■ INSTRUCTIONS FOR THE TASK ■
Copy every line in the records below that contains the word "mrad".
********************
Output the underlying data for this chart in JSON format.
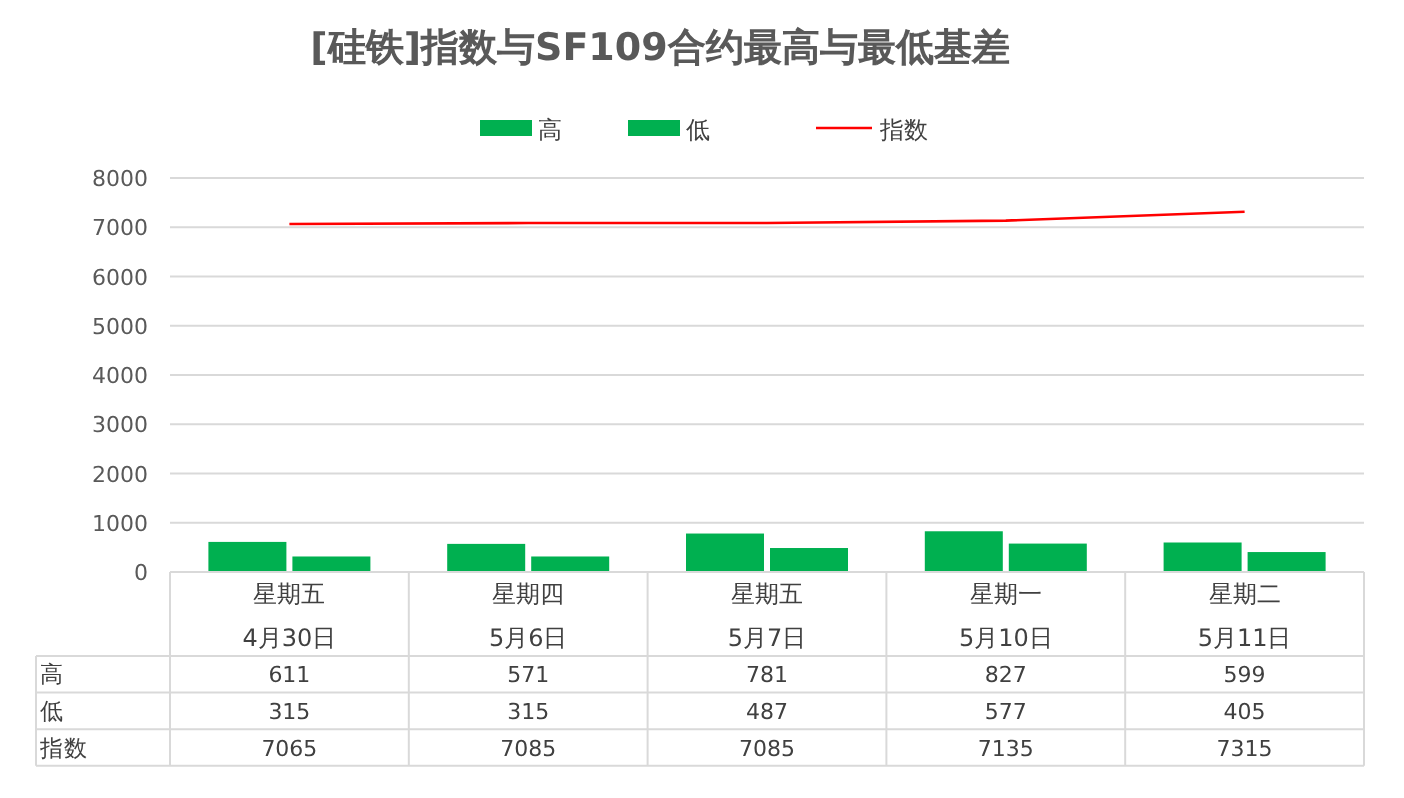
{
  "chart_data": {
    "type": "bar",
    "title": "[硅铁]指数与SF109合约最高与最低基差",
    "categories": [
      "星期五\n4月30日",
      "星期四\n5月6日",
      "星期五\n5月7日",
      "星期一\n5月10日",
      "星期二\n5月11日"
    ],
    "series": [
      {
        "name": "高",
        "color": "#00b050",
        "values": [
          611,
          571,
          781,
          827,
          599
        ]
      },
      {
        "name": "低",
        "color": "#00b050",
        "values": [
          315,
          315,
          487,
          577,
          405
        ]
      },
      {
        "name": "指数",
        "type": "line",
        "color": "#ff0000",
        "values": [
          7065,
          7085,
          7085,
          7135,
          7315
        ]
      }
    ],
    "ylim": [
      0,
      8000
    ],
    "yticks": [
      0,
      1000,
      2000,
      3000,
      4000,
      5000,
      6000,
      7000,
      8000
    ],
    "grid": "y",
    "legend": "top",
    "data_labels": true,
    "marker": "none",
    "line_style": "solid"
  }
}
********************
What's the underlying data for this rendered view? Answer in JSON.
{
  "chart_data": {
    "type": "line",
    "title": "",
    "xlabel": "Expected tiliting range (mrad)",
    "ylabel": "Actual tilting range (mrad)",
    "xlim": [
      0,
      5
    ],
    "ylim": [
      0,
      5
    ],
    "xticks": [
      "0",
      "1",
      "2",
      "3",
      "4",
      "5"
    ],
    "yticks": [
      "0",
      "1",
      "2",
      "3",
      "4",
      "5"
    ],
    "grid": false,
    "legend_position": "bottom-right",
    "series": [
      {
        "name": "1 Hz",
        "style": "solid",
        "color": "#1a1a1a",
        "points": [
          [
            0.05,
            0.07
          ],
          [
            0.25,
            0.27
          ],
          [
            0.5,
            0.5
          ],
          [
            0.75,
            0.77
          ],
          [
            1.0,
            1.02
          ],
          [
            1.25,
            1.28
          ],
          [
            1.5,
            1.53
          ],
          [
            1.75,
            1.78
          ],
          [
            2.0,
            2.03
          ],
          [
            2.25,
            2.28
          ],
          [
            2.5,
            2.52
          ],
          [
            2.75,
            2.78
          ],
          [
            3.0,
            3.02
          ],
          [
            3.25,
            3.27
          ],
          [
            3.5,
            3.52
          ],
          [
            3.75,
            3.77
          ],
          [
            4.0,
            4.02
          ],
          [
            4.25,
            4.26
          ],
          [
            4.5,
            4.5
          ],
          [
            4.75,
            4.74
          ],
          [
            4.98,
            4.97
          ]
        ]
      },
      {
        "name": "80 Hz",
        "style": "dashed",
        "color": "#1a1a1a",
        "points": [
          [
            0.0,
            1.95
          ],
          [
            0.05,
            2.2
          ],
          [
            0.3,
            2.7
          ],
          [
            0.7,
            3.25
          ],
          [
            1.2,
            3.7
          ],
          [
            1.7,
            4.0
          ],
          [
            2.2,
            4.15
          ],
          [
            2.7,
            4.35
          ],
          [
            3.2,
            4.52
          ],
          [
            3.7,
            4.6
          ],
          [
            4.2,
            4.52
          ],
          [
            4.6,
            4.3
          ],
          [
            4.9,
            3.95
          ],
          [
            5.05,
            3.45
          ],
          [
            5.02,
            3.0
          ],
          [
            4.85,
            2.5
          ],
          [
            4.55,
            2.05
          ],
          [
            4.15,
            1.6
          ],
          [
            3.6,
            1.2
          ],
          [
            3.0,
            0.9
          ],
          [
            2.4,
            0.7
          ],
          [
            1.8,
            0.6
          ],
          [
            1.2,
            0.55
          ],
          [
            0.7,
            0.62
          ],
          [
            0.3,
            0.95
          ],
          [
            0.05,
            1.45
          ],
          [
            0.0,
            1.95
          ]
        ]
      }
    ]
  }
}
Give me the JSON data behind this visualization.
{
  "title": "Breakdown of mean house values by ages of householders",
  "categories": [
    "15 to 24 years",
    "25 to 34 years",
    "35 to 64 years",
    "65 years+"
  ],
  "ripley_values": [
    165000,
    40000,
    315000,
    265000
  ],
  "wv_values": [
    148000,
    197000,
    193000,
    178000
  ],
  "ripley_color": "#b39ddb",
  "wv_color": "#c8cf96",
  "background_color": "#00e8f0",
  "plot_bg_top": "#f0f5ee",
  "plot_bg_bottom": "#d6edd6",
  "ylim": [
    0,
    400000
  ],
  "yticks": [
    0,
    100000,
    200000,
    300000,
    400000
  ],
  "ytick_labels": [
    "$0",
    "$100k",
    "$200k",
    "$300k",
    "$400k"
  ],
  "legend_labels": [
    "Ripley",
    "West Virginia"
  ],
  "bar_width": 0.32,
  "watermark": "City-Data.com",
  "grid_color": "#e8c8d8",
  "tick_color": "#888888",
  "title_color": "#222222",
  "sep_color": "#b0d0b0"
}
********************
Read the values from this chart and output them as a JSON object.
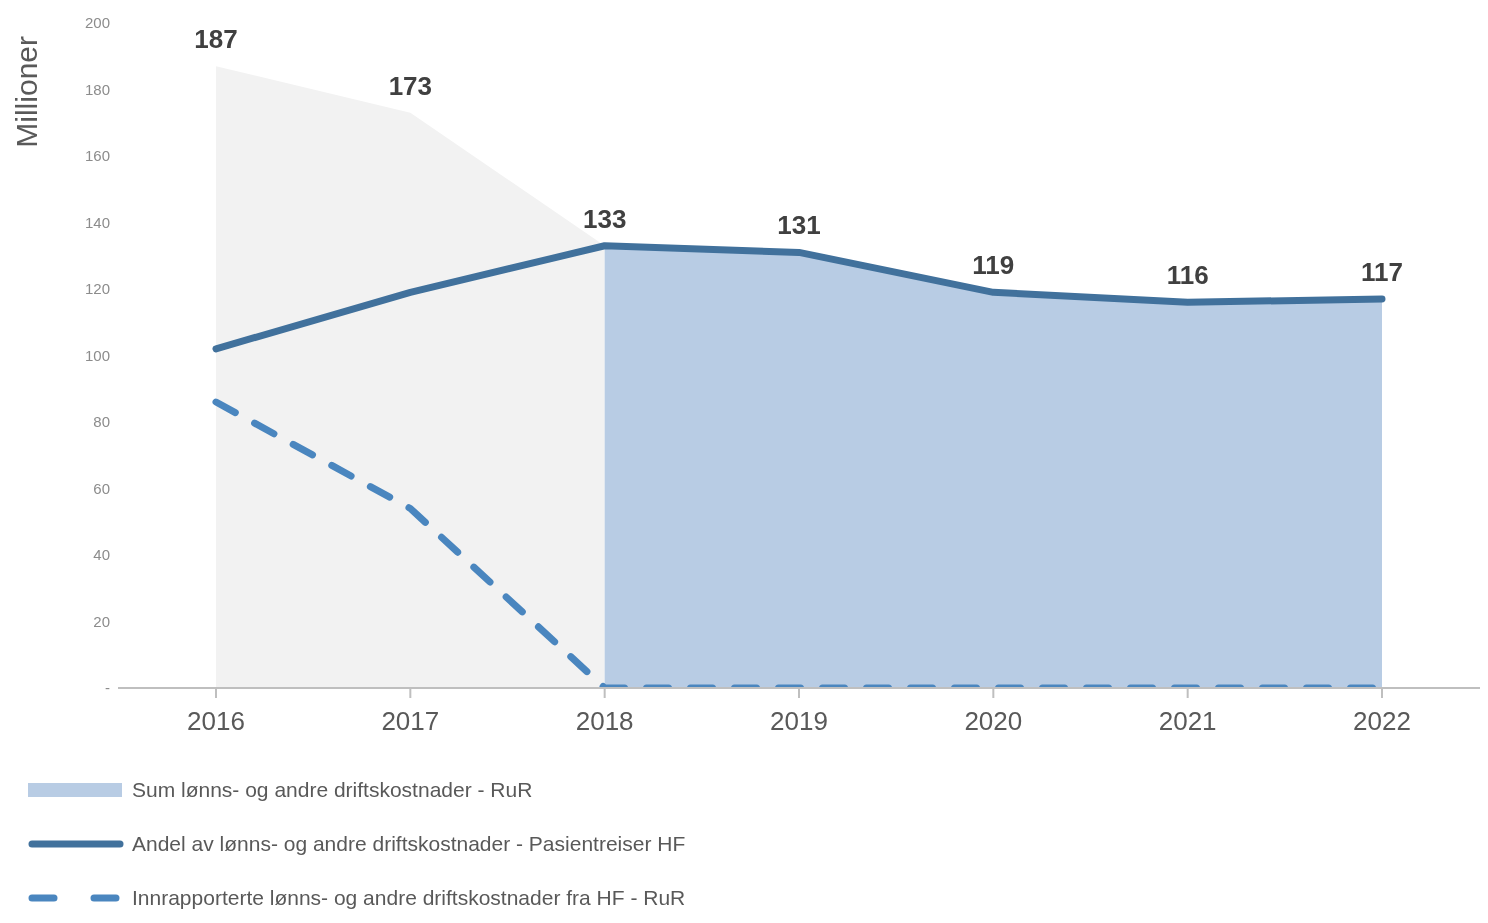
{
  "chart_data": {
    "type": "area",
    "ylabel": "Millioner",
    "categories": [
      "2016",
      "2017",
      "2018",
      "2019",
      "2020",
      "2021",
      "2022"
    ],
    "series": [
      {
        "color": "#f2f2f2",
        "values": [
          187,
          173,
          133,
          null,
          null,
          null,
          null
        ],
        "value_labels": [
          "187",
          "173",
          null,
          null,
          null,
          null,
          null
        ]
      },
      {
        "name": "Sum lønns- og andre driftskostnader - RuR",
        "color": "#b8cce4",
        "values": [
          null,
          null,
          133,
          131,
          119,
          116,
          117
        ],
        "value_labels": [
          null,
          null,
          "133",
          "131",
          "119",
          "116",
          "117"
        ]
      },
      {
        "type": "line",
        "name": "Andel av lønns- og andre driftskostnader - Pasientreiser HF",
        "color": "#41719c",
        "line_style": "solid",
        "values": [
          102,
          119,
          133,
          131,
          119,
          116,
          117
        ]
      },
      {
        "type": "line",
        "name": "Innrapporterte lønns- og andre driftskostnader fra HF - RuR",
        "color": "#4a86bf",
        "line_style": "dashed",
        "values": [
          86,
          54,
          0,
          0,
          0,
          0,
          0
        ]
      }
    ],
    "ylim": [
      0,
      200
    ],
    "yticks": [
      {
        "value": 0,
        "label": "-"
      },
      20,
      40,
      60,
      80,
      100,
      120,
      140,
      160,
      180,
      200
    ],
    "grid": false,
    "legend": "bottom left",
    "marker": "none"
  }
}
********************
■ RESULT OF THE TASK ■
    "xlabel": "Expected tiliting range (mrad)",
    "ylabel": "Actual tilting range (mrad)",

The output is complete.